Retype every entry exactly, character for character.

:: THE DATA

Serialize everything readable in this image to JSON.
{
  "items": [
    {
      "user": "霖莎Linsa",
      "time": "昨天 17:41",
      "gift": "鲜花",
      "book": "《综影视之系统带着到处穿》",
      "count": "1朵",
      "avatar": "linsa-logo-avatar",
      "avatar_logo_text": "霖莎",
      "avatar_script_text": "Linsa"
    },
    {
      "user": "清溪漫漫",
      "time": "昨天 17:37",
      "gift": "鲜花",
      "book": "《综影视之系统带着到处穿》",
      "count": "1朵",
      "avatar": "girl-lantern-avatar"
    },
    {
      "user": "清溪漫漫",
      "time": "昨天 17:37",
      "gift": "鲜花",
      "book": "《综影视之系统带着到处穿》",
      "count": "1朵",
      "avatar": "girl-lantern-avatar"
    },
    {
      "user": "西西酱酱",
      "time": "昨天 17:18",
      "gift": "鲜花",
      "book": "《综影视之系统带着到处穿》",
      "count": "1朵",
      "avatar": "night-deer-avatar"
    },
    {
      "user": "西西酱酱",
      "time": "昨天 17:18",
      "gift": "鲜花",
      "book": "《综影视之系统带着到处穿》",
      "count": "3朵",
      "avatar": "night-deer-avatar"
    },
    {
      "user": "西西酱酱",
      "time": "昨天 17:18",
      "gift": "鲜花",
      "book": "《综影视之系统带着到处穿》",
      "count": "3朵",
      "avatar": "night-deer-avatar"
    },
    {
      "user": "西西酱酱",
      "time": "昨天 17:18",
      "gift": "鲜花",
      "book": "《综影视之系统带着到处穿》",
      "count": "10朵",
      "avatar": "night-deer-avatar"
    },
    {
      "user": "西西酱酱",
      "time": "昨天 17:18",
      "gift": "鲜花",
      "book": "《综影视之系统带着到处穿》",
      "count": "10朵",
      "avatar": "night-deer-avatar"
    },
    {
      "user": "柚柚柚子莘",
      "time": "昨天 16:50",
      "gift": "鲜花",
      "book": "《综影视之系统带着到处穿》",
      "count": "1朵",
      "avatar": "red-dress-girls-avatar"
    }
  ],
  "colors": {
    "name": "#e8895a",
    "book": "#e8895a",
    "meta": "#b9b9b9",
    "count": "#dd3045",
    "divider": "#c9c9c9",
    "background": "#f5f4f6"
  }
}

::::

> _THE ANSWER_
Serialize everything readable in this image to JSON.
{
  "items": [
    {
      "user": "霖莎Linsa",
      "time": "昨天 17:41",
      "gift": "鲜花",
      "book": "《综影视之系统带着到处穿》",
      "count": "1朵",
      "avatar": "linsa-logo-avatar",
      "avatar_logo_text": "霖莎",
      "avatar_script_text": "Linsa"
    },
    {
      "user": "清溪漫漫",
      "time": "昨天 17:37",
      "gift": "鲜花",
      "book": "《综影视之系统带着到处穿》",
      "count": "1朵",
      "avatar": "girl-lantern-avatar"
    },
    {
      "user": "清溪漫漫",
      "time": "昨天 17:37",
      "gift": "鲜花",
      "book": "《综影视之系统带着到处穿》",
      "count": "1朵",
      "avatar": "girl-lantern-avatar"
    },
    {
      "user": "西西酱酱",
      "time": "昨天 17:18",
      "gift": "鲜花",
      "book": "《综影视之系统带着到处穿》",
      "count": "1朵",
      "avatar": "night-deer-avatar"
    },
    {
      "user": "西西酱酱",
      "time": "昨天 17:18",
      "gift": "鲜花",
      "book": "《综影视之系统带着到处穿》",
      "count": "3朵",
      "avatar": "night-deer-avatar"
    },
    {
      "user": "西西酱酱",
      "time": "昨天 17:18",
      "gift": "鲜花",
      "book": "《综影视之系统带着到处穿》",
      "count": "3朵",
      "avatar": "night-deer-avatar"
    },
    {
      "user": "西西酱酱",
      "time": "昨天 17:18",
      "gift": "鲜花",
      "book": "《综影视之系统带着到处穿》",
      "count": "10朵",
      "avatar": "night-deer-avatar"
    },
    {
      "user": "西西酱酱",
      "time": "昨天 17:18",
      "gift": "鲜花",
      "book": "《综影视之系统带着到处穿》",
      "count": "10朵",
      "avatar": "night-deer-avatar"
    },
    {
      "user": "柚柚柚子莘",
      "time": "昨天 16:50",
      "gift": "鲜花",
      "book": "《综影视之系统带着到处穿》",
      "count": "1朵",
      "avatar": "red-dress-girls-avatar"
    }
  ],
  "colors": {
    "name": "#e8895a",
    "book": "#e8895a",
    "meta": "#b9b9b9",
    "count": "#dd3045",
    "divider": "#c9c9c9",
    "background": "#f5f4f6"
  }
}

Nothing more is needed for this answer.